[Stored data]

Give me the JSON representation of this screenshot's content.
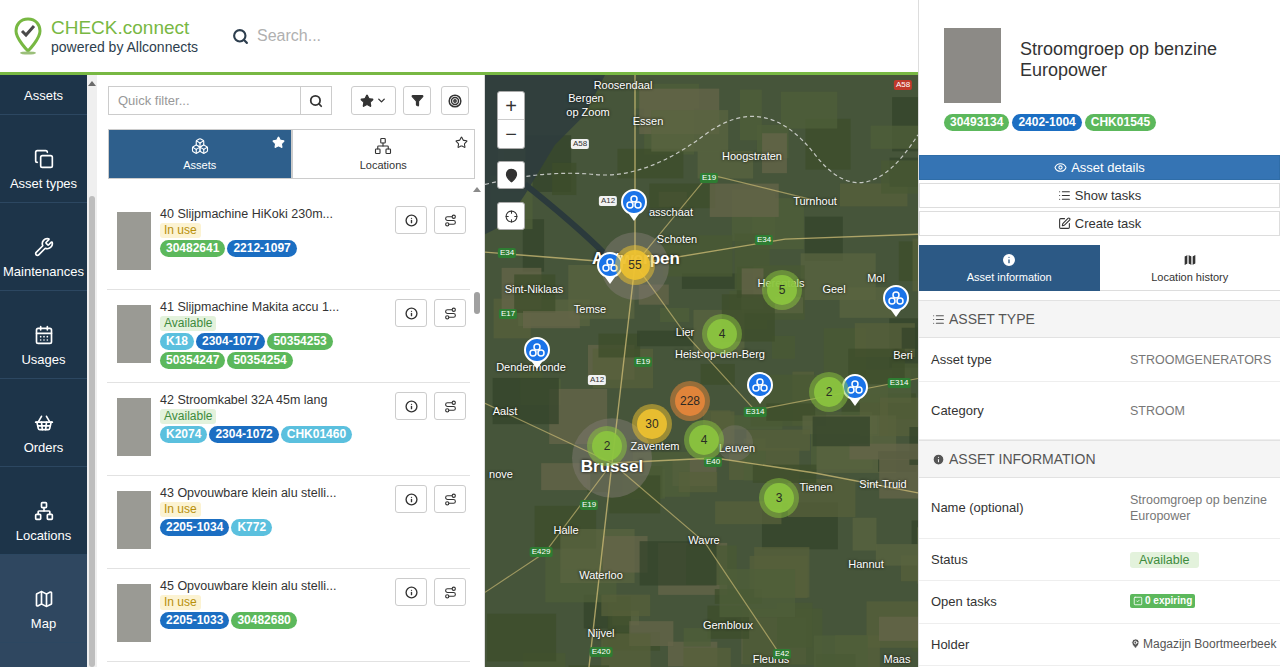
{
  "header": {
    "brand": "CHECK.connect",
    "tagline": "powered by Allconnects",
    "search_placeholder": "Search..."
  },
  "nav": [
    {
      "label": "Assets",
      "selected": false
    },
    {
      "label": "Asset types",
      "selected": false
    },
    {
      "label": "Maintenances",
      "selected": false
    },
    {
      "label": "Usages",
      "selected": false
    },
    {
      "label": "Orders",
      "selected": false
    },
    {
      "label": "Locations",
      "selected": false
    },
    {
      "label": "Map",
      "selected": true
    }
  ],
  "list_panel": {
    "filter_placeholder": "Quick filter...",
    "tabs": [
      {
        "label": "Assets",
        "selected": true,
        "starred": true
      },
      {
        "label": "Locations",
        "selected": false,
        "starred": false
      }
    ],
    "items": [
      {
        "title": "40 Slijpmachine HiKoki 230m...",
        "status": "In use",
        "status_kind": "in-use",
        "tags": [
          {
            "text": "30482641",
            "color": "#5cb85c"
          },
          {
            "text": "2212-1097",
            "color": "#1b6ec2"
          }
        ]
      },
      {
        "title": "41 Slijpmachine Makita accu 1...",
        "status": "Available",
        "status_kind": "available",
        "tags": [
          {
            "text": "K18",
            "color": "#5bc0de"
          },
          {
            "text": "2304-1077",
            "color": "#1b6ec2"
          },
          {
            "text": "50354253",
            "color": "#5cb85c"
          },
          {
            "text": "50354247",
            "color": "#5cb85c"
          },
          {
            "text": "50354254",
            "color": "#5cb85c"
          }
        ]
      },
      {
        "title": "42 Stroomkabel 32A 45m lang",
        "status": "Available",
        "status_kind": "available",
        "tags": [
          {
            "text": "K2074",
            "color": "#5bc0de"
          },
          {
            "text": "2304-1072",
            "color": "#1b6ec2"
          },
          {
            "text": "CHK01460",
            "color": "#5bc0de"
          }
        ]
      },
      {
        "title": "43 Opvouwbare klein alu stelli...",
        "status": "In use",
        "status_kind": "in-use",
        "tags": [
          {
            "text": "2205-1034",
            "color": "#1b6ec2"
          },
          {
            "text": "K772",
            "color": "#5bc0de"
          }
        ]
      },
      {
        "title": "45 Opvouwbare klein alu stelli...",
        "status": "In use",
        "status_kind": "in-use",
        "tags": [
          {
            "text": "2205-1033",
            "color": "#1b6ec2"
          },
          {
            "text": "30482680",
            "color": "#5cb85c"
          }
        ]
      }
    ]
  },
  "map": {
    "labels": [
      {
        "text": "Roosendaal",
        "kind": "city"
      },
      {
        "text": "Bergen",
        "kind": "city"
      },
      {
        "text": "op Zoom",
        "kind": "city"
      },
      {
        "text": "Essen",
        "kind": "city"
      },
      {
        "text": "Hoogstraten",
        "kind": "city"
      },
      {
        "text": "Turnhout",
        "kind": "city"
      },
      {
        "text": "asschaat",
        "kind": "city"
      },
      {
        "text": "Schoten",
        "kind": "city"
      },
      {
        "text": "Antwerpen",
        "kind": "big-city"
      },
      {
        "text": "Sint-Niklaas",
        "kind": "city"
      },
      {
        "text": "Temse",
        "kind": "city"
      },
      {
        "text": "Herentals",
        "kind": "city"
      },
      {
        "text": "Geel",
        "kind": "city"
      },
      {
        "text": "Mol",
        "kind": "city"
      },
      {
        "text": "Lier",
        "kind": "city"
      },
      {
        "text": "Heist-op-den-Berg",
        "kind": "city"
      },
      {
        "text": "Dendermonde",
        "kind": "city"
      },
      {
        "text": "Aalst",
        "kind": "city"
      },
      {
        "text": "Zaventem",
        "kind": "city"
      },
      {
        "text": "Brussel",
        "kind": "big-city"
      },
      {
        "text": "Leuven",
        "kind": "city"
      },
      {
        "text": "Tienen",
        "kind": "city"
      },
      {
        "text": "Sint-Truid",
        "kind": "city"
      },
      {
        "text": "Beri",
        "kind": "city"
      },
      {
        "text": "nove",
        "kind": "city"
      },
      {
        "text": "Halle",
        "kind": "city"
      },
      {
        "text": "Waterloo",
        "kind": "city"
      },
      {
        "text": "Wavre",
        "kind": "city"
      },
      {
        "text": "Hannut",
        "kind": "city"
      },
      {
        "text": "Nijvel",
        "kind": "city"
      },
      {
        "text": "Gembloux",
        "kind": "city"
      },
      {
        "text": "Fleurus",
        "kind": "city"
      },
      {
        "text": "Maas",
        "kind": "city"
      },
      {
        "text": "A58",
        "kind": "a-road"
      },
      {
        "text": "A58",
        "kind": "nl-road"
      },
      {
        "text": "A12",
        "kind": "a-road"
      },
      {
        "text": "E19",
        "kind": "e-road"
      },
      {
        "text": "E34",
        "kind": "e-road"
      },
      {
        "text": "E34",
        "kind": "e-road"
      },
      {
        "text": "E17",
        "kind": "e-road"
      },
      {
        "text": "E19",
        "kind": "e-road"
      },
      {
        "text": "A12",
        "kind": "a-road"
      },
      {
        "text": "E314",
        "kind": "e-road"
      },
      {
        "text": "E314",
        "kind": "e-road"
      },
      {
        "text": "E40",
        "kind": "e-road"
      },
      {
        "text": "E19",
        "kind": "e-road"
      },
      {
        "text": "E429",
        "kind": "e-road"
      },
      {
        "text": "E420",
        "kind": "e-road"
      },
      {
        "text": "E42",
        "kind": "e-road"
      }
    ],
    "clusters": [
      {
        "count": "55",
        "color": "#f0c330"
      },
      {
        "count": "5",
        "color": "#8cc63f"
      },
      {
        "count": "4",
        "color": "#8cc63f"
      },
      {
        "count": "228",
        "color": "#e8873a"
      },
      {
        "count": "30",
        "color": "#f0c330"
      },
      {
        "count": "2",
        "color": "#8cc63f"
      },
      {
        "count": "4",
        "color": "#8cc63f"
      },
      {
        "count": "2",
        "color": "#8cc63f"
      },
      {
        "count": "3",
        "color": "#8cc63f"
      }
    ],
    "controls": {
      "zoom_in": "+",
      "zoom_out": "−"
    }
  },
  "detail": {
    "title": "Stroomgroep op benzine Europower",
    "tags": [
      {
        "text": "30493134",
        "color": "#5cb85c"
      },
      {
        "text": "2402-1004",
        "color": "#1b6ec2"
      },
      {
        "text": "CHK01545",
        "color": "#5cb85c"
      }
    ],
    "actions": [
      {
        "label": "Asset details",
        "selected": true
      },
      {
        "label": "Show tasks",
        "selected": false
      },
      {
        "label": "Create task",
        "selected": false
      }
    ],
    "tabs": [
      {
        "label": "Asset information",
        "selected": true
      },
      {
        "label": "Location history",
        "selected": false
      }
    ],
    "sections": [
      {
        "title": "ASSET TYPE",
        "rows": [
          {
            "label": "Asset type",
            "value": "STROOMGENERATORS",
            "kind": "text"
          },
          {
            "label": "Category",
            "value": "STROOM",
            "kind": "text"
          }
        ]
      },
      {
        "title": "ASSET INFORMATION",
        "rows": [
          {
            "label": "Name (optional)",
            "value": "Stroomgroep op benzine Europower",
            "kind": "text"
          },
          {
            "label": "Status",
            "value": "Available",
            "kind": "badge"
          },
          {
            "label": "Open tasks",
            "value": "0 expiring",
            "kind": "tasks"
          },
          {
            "label": "Holder",
            "value": "Magazijn Boortmeerbeek",
            "kind": "holder"
          }
        ]
      }
    ]
  }
}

- **What the exercise asks**
Search the data above for the word "tasks", then gather each line in which it appears.

- **Expected answer**
        "label": "Show tasks",
            "label": "Open tasks",
            "kind": "tasks"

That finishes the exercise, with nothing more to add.